■ Aim:
Copy down every line where the string "ngeplant" shows up.

— START Data shown —

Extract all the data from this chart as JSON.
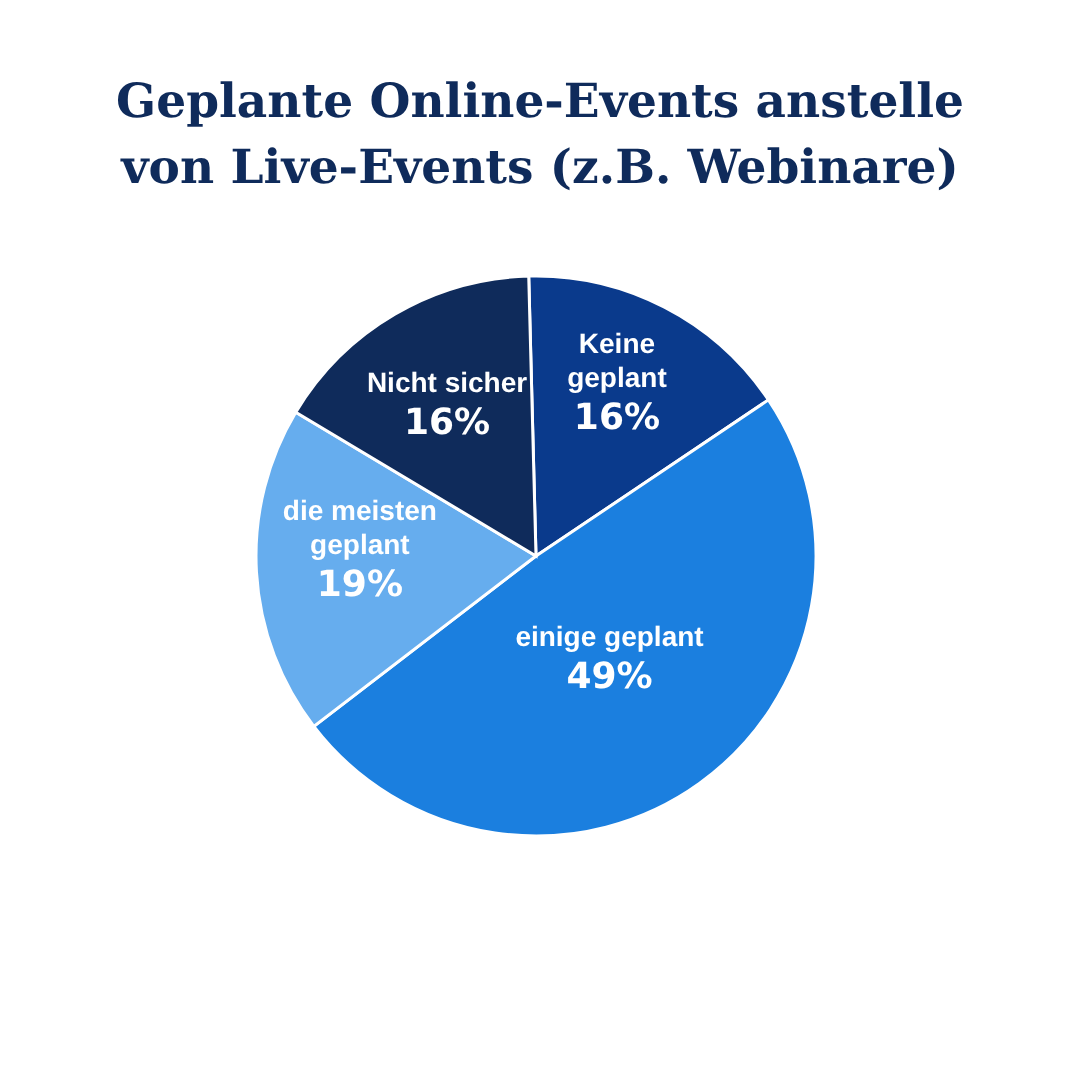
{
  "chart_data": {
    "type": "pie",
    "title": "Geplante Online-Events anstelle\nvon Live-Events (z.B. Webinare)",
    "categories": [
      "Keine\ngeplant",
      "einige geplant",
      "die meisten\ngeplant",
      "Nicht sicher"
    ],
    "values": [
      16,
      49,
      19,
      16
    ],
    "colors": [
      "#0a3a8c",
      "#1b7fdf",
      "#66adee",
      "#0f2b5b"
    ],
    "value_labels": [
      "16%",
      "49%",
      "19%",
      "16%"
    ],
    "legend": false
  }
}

— END Data shown —

■ Full output:
      "Keine\ngeplant",
      "die meisten\ngeplant",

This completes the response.